*The exercise:*
Reproduce all the lines exactly as they stand, apart from the pictures.

(Records)

────────────────────────────────────────

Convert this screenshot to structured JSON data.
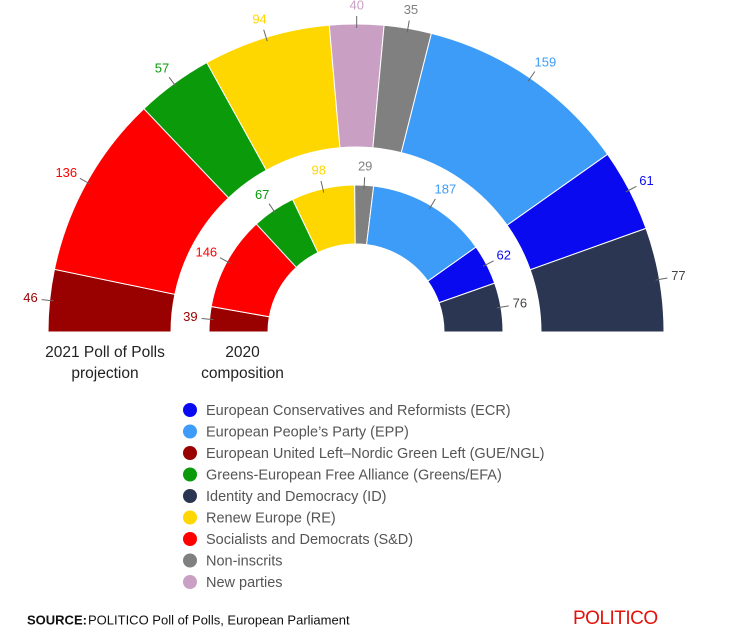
{
  "chart_data": [
    {
      "type": "semicircle",
      "title": "2021 Poll of Polls projection",
      "categories": [
        "European United Left–Nordic Green Left (GUE/NGL)",
        "Socialists and Democrats (S&D)",
        "Greens-European Free Alliance (Greens/EFA)",
        "Renew Europe (RE)",
        "New parties",
        "Non-inscrits",
        "European People’s Party  (EPP)",
        "European Conservatives and Reformists (ECR)",
        "Identity and Democracy (ID)"
      ],
      "values": [
        46,
        136,
        57,
        94,
        40,
        35,
        159,
        61,
        77
      ]
    },
    {
      "type": "semicircle",
      "title": "2020 composition",
      "categories": [
        "European United Left–Nordic Green Left (GUE/NGL)",
        "Socialists and Democrats (S&D)",
        "Greens-European Free Alliance (Greens/EFA)",
        "Renew Europe (RE)",
        "Non-inscrits",
        "European People’s Party  (EPP)",
        "European Conservatives and Reformists (ECR)",
        "Identity and Democracy (ID)"
      ],
      "values": [
        39,
        146,
        67,
        98,
        29,
        187,
        62,
        76
      ]
    }
  ],
  "legend": {
    "items": [
      "European Conservatives and Reformists (ECR)",
      "European People’s Party  (EPP)",
      "European United Left–Nordic Green Left (GUE/NGL)",
      "Greens-European Free Alliance (Greens/EFA)",
      "Identity and Democracy (ID)",
      "Renew Europe (RE)",
      "Socialists and Democrats (S&D)",
      "Non-inscrits",
      "New parties"
    ],
    "colors": [
      "#0a0af0",
      "#3d9cf7",
      "#990000",
      "#0a9a0a",
      "#2b3652",
      "#ffd700",
      "#ff0000",
      "#808080",
      "#c9a0c4"
    ]
  },
  "source_label": "SOURCE:",
  "source": "POLITICO Poll of Polls, European Parliament",
  "brand": "POLITICO"
}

────────────────────────────────────────

*Correct response:*
Convert this screenshot to structured JSON data.
{
  "chart_data": [
    {
      "type": "semicircle",
      "title": "2021 Poll of Polls projection",
      "categories": [
        "European United Left–Nordic Green Left (GUE/NGL)",
        "Socialists and Democrats (S&D)",
        "Greens-European Free Alliance (Greens/EFA)",
        "Renew Europe (RE)",
        "New parties",
        "Non-inscrits",
        "European People’s Party  (EPP)",
        "European Conservatives and Reformists (ECR)",
        "Identity and Democracy (ID)"
      ],
      "values": [
        46,
        136,
        57,
        94,
        40,
        35,
        159,
        61,
        77
      ]
    },
    {
      "type": "semicircle",
      "title": "2020 composition",
      "categories": [
        "European United Left–Nordic Green Left (GUE/NGL)",
        "Socialists and Democrats (S&D)",
        "Greens-European Free Alliance (Greens/EFA)",
        "Renew Europe (RE)",
        "Non-inscrits",
        "European People’s Party  (EPP)",
        "European Conservatives and Reformists (ECR)",
        "Identity and Democracy (ID)"
      ],
      "values": [
        39,
        146,
        67,
        98,
        29,
        187,
        62,
        76
      ]
    }
  ],
  "legend": {
    "items": [
      "European Conservatives and Reformists (ECR)",
      "European People’s Party  (EPP)",
      "European United Left–Nordic Green Left (GUE/NGL)",
      "Greens-European Free Alliance (Greens/EFA)",
      "Identity and Democracy (ID)",
      "Renew Europe (RE)",
      "Socialists and Democrats (S&D)",
      "Non-inscrits",
      "New parties"
    ],
    "colors": [
      "#0a0af0",
      "#3d9cf7",
      "#990000",
      "#0a9a0a",
      "#2b3652",
      "#ffd700",
      "#ff0000",
      "#808080",
      "#c9a0c4"
    ]
  },
  "source_label": "SOURCE:",
  "source": "POLITICO Poll of Polls, European Parliament",
  "brand": "POLITICO"
}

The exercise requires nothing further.